Write out each line beneath this one exactly as it reads.

++++++

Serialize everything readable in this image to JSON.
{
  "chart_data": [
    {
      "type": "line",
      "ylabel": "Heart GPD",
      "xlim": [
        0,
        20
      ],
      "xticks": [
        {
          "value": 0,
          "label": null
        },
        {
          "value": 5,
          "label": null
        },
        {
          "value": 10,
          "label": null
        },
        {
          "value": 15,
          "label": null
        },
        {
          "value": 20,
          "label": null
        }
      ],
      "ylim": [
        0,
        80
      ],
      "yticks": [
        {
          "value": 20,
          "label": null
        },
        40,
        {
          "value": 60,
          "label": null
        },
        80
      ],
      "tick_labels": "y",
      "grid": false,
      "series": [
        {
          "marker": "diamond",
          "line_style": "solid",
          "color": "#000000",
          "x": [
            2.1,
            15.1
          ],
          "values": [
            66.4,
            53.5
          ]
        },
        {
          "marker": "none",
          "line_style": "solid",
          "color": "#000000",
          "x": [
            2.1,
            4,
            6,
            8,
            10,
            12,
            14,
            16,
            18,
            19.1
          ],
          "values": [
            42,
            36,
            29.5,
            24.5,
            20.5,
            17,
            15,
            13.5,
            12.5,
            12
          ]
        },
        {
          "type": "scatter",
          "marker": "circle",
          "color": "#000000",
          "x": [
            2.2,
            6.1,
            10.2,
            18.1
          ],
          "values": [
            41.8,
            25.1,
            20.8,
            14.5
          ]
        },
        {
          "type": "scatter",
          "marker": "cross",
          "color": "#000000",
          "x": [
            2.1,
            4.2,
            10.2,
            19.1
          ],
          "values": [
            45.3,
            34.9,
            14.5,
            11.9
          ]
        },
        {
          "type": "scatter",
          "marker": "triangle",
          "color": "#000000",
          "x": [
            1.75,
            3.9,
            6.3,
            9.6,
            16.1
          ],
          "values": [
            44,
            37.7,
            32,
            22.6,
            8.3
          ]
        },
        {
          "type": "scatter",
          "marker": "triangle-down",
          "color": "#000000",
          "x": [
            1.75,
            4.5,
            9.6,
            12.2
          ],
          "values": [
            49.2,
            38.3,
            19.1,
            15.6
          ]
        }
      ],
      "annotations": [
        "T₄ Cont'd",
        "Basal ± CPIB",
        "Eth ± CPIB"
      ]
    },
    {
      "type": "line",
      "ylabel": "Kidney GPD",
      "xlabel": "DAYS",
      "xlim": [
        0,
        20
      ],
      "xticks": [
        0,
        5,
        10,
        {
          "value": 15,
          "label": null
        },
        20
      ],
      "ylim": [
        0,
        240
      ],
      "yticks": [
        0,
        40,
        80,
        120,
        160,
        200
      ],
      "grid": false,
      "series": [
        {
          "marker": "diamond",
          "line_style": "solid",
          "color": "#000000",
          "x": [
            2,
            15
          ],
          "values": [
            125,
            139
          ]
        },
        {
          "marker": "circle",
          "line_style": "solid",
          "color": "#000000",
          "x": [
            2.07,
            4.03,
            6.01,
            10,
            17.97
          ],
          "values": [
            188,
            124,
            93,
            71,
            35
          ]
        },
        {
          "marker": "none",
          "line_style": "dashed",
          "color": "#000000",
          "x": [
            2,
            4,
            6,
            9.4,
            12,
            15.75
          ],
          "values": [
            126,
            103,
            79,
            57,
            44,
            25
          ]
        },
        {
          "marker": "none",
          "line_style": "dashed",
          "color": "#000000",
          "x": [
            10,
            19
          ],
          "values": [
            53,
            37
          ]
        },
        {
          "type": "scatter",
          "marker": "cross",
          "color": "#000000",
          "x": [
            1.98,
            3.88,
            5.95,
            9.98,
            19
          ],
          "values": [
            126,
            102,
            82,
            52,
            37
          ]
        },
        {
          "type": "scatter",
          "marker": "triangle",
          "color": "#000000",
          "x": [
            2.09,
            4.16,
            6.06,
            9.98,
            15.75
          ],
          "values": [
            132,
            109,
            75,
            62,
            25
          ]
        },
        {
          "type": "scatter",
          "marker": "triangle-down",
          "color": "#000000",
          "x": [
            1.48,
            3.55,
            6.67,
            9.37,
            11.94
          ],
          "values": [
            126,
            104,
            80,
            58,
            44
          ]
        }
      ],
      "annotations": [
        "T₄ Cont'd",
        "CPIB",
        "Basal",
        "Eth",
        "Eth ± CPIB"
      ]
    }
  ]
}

++++++

### WRITTEN SOLUTION
Serialize everything readable in this image to JSON.
{
  "chart_data": [
    {
      "type": "line",
      "ylabel": "Heart GPD",
      "xlim": [
        0,
        20
      ],
      "xticks": [
        {
          "value": 0,
          "label": null
        },
        {
          "value": 5,
          "label": null
        },
        {
          "value": 10,
          "label": null
        },
        {
          "value": 15,
          "label": null
        },
        {
          "value": 20,
          "label": null
        }
      ],
      "ylim": [
        0,
        80
      ],
      "yticks": [
        {
          "value": 20,
          "label": null
        },
        40,
        {
          "value": 60,
          "label": null
        },
        80
      ],
      "tick_labels": "y",
      "grid": false,
      "series": [
        {
          "marker": "diamond",
          "line_style": "solid",
          "color": "#000000",
          "x": [
            2.1,
            15.1
          ],
          "values": [
            66.4,
            53.5
          ]
        },
        {
          "marker": "none",
          "line_style": "solid",
          "color": "#000000",
          "x": [
            2.1,
            4,
            6,
            8,
            10,
            12,
            14,
            16,
            18,
            19.1
          ],
          "values": [
            42,
            36,
            29.5,
            24.5,
            20.5,
            17,
            15,
            13.5,
            12.5,
            12
          ]
        },
        {
          "type": "scatter",
          "marker": "circle",
          "color": "#000000",
          "x": [
            2.2,
            6.1,
            10.2,
            18.1
          ],
          "values": [
            41.8,
            25.1,
            20.8,
            14.5
          ]
        },
        {
          "type": "scatter",
          "marker": "cross",
          "color": "#000000",
          "x": [
            2.1,
            4.2,
            10.2,
            19.1
          ],
          "values": [
            45.3,
            34.9,
            14.5,
            11.9
          ]
        },
        {
          "type": "scatter",
          "marker": "triangle",
          "color": "#000000",
          "x": [
            1.75,
            3.9,
            6.3,
            9.6,
            16.1
          ],
          "values": [
            44,
            37.7,
            32,
            22.6,
            8.3
          ]
        },
        {
          "type": "scatter",
          "marker": "triangle-down",
          "color": "#000000",
          "x": [
            1.75,
            4.5,
            9.6,
            12.2
          ],
          "values": [
            49.2,
            38.3,
            19.1,
            15.6
          ]
        }
      ],
      "annotations": [
        "T₄ Cont'd",
        "Basal ± CPIB",
        "Eth ± CPIB"
      ]
    },
    {
      "type": "line",
      "ylabel": "Kidney GPD",
      "xlabel": "DAYS",
      "xlim": [
        0,
        20
      ],
      "xticks": [
        0,
        5,
        10,
        {
          "value": 15,
          "label": null
        },
        20
      ],
      "ylim": [
        0,
        240
      ],
      "yticks": [
        0,
        40,
        80,
        120,
        160,
        200
      ],
      "grid": false,
      "series": [
        {
          "marker": "diamond",
          "line_style": "solid",
          "color": "#000000",
          "x": [
            2,
            15
          ],
          "values": [
            125,
            139
          ]
        },
        {
          "marker": "circle",
          "line_style": "solid",
          "color": "#000000",
          "x": [
            2.07,
            4.03,
            6.01,
            10,
            17.97
          ],
          "values": [
            188,
            124,
            93,
            71,
            35
          ]
        },
        {
          "marker": "none",
          "line_style": "dashed",
          "color": "#000000",
          "x": [
            2,
            4,
            6,
            9.4,
            12,
            15.75
          ],
          "values": [
            126,
            103,
            79,
            57,
            44,
            25
          ]
        },
        {
          "marker": "none",
          "line_style": "dashed",
          "color": "#000000",
          "x": [
            10,
            19
          ],
          "values": [
            53,
            37
          ]
        },
        {
          "type": "scatter",
          "marker": "cross",
          "color": "#000000",
          "x": [
            1.98,
            3.88,
            5.95,
            9.98,
            19
          ],
          "values": [
            126,
            102,
            82,
            52,
            37
          ]
        },
        {
          "type": "scatter",
          "marker": "triangle",
          "color": "#000000",
          "x": [
            2.09,
            4.16,
            6.06,
            9.98,
            15.75
          ],
          "values": [
            132,
            109,
            75,
            62,
            25
          ]
        },
        {
          "type": "scatter",
          "marker": "triangle-down",
          "color": "#000000",
          "x": [
            1.48,
            3.55,
            6.67,
            9.37,
            11.94
          ],
          "values": [
            126,
            104,
            80,
            58,
            44
          ]
        }
      ],
      "annotations": [
        "T₄ Cont'd",
        "CPIB",
        "Basal",
        "Eth",
        "Eth ± CPIB"
      ]
    }
  ]
}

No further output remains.